Activities |
(A) Answer these questions from the article on community choice aggregation, each on its own line:
(i) How much must a residential customer pay to return to PG&E?
(ii) In what year did voters defeat Proposition 16?
(iii) What is the number of the Assembly Bill that PG&E supports?
(B) Transcribe a portion of the article on community choice aggregation word for word, beginning at "Potential customers have" and stopping after "voters in 2010.".

Page extract |
+===+
Healdsburg operates its own power utility, including maintenance of infrastructure, and is thus not considered eligible for service.
Potential customers have been given multiple notices of the opportunity to remain with service from PG&E — a requirement under the California legislation that allows the existence of CCAs. Residential customers who receive a bill for service from Sonoma Clean power will then have to pay $5 to return to PG&E if desired, with a $25 charge for commercial customers, Mr. Syphers said.
It wasn’t until late 2011 that MCE Clean Energy had the approval of all Marin County municipalities, and the power agency today counts approximately 80 percent of eligible ratepayers as part of its customer base. The agency launched when community choice aggregation was relatively unknown in California, and faced opposition from PG&E in the form of the Proposition 16 effort defeated by voters in 2010.
Opposing opt-in CCAs
Sonoma Clean Power staff and consultants have previously cited a highly functional relationship with PG&E. Yet Mr. Syphers said a new PG&E-supported measure making its way through the California legislature, Assembly Bill 2145, could deal a major blow to the potential for success from future CCA-type agencies.
The bill would require that potential customers are not automatically enrolled in a CCA, and instead must “opt-in” to the service.
Mr. Syphers said that the opt-out structure is fair given the lack of choice that most ratepayers in California have in selecting electricity service from PG&E, which provides that utility with a competitive advantage. He argued that lower-income ratepayers may be among those who lack sufficient access to information concerning enrollment in a CCA, and that the opt-out structure provides an additional level of confidence for power wholesalers during purchase negotiations.
+===+
[Dataset items]

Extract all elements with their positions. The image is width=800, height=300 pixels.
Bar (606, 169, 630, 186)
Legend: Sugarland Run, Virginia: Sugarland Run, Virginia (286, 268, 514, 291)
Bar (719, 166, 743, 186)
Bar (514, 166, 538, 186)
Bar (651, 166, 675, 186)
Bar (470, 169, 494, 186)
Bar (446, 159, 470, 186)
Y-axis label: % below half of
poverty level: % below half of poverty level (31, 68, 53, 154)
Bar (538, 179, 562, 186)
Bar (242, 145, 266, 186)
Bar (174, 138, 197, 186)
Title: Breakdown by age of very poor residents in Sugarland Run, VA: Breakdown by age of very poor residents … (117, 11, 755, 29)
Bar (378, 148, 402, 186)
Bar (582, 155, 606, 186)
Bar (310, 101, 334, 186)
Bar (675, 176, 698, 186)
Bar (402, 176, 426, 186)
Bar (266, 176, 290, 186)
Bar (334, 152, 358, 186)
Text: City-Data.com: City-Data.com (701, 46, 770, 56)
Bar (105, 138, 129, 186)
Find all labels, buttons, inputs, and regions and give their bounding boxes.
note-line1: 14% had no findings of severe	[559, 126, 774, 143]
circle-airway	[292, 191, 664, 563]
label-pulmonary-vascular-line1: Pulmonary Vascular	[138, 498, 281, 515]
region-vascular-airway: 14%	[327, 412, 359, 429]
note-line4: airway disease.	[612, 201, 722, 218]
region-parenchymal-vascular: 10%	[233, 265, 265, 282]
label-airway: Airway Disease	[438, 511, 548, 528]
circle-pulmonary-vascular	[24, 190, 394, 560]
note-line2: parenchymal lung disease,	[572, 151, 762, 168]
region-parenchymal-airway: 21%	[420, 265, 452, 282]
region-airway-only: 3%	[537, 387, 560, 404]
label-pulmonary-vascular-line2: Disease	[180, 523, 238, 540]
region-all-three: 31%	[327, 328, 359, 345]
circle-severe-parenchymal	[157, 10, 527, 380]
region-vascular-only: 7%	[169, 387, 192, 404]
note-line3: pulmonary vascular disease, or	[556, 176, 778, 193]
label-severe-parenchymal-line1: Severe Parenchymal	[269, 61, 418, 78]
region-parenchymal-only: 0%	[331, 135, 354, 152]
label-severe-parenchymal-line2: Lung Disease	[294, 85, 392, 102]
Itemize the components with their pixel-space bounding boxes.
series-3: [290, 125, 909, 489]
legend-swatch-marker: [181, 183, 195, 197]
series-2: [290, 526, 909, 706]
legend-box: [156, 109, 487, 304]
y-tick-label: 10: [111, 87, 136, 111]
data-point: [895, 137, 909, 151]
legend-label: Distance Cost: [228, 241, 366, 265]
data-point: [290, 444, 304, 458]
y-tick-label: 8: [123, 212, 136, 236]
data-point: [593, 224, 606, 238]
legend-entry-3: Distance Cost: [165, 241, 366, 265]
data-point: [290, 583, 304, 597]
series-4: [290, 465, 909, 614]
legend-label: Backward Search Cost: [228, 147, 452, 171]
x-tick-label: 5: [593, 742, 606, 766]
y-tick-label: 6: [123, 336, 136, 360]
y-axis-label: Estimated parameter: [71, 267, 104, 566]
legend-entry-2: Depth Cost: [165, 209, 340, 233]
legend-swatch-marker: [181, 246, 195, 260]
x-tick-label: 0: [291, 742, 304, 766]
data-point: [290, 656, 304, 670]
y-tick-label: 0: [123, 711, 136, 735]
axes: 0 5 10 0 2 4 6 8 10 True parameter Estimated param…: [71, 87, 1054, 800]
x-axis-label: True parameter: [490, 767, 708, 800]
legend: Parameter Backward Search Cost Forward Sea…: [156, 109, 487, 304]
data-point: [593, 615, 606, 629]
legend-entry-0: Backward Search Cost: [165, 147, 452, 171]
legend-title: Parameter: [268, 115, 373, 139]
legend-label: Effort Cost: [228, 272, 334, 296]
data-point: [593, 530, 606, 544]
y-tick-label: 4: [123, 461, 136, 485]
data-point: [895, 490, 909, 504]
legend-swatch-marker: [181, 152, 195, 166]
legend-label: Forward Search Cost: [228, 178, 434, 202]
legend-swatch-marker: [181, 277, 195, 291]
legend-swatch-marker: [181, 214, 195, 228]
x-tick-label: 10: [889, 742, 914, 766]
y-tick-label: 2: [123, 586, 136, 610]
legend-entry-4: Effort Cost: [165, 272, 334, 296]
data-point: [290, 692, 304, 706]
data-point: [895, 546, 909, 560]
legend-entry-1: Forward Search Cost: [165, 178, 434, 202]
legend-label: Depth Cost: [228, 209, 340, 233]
+===+
Answers to the exercises |
(A)
(i) $5
(ii) 2010
(iii) 2145

(B)
Potential customers have been given multiple notices of the opportunity to remain with service from PG&E — a requirement under the California legislation that allows the existence of CCAs. Residential customers who receive a bill for service from Sonoma Clean power will then have to pay $5 to return to PG&E if desired, with a $25 charge for commercial customers, Mr. Syphers said.
It wasn’t until late 2011 that MCE Clean Energy had the approval of all Marin County municipalities, and the power agency today counts approximately 80 percent of eligible ratepayers as part of its customer base. The agency launched when community choice aggregation was relatively unknown in California, and faced opposition from PG&E in the form of the Proposition 16 effort defeated by voters in 2010.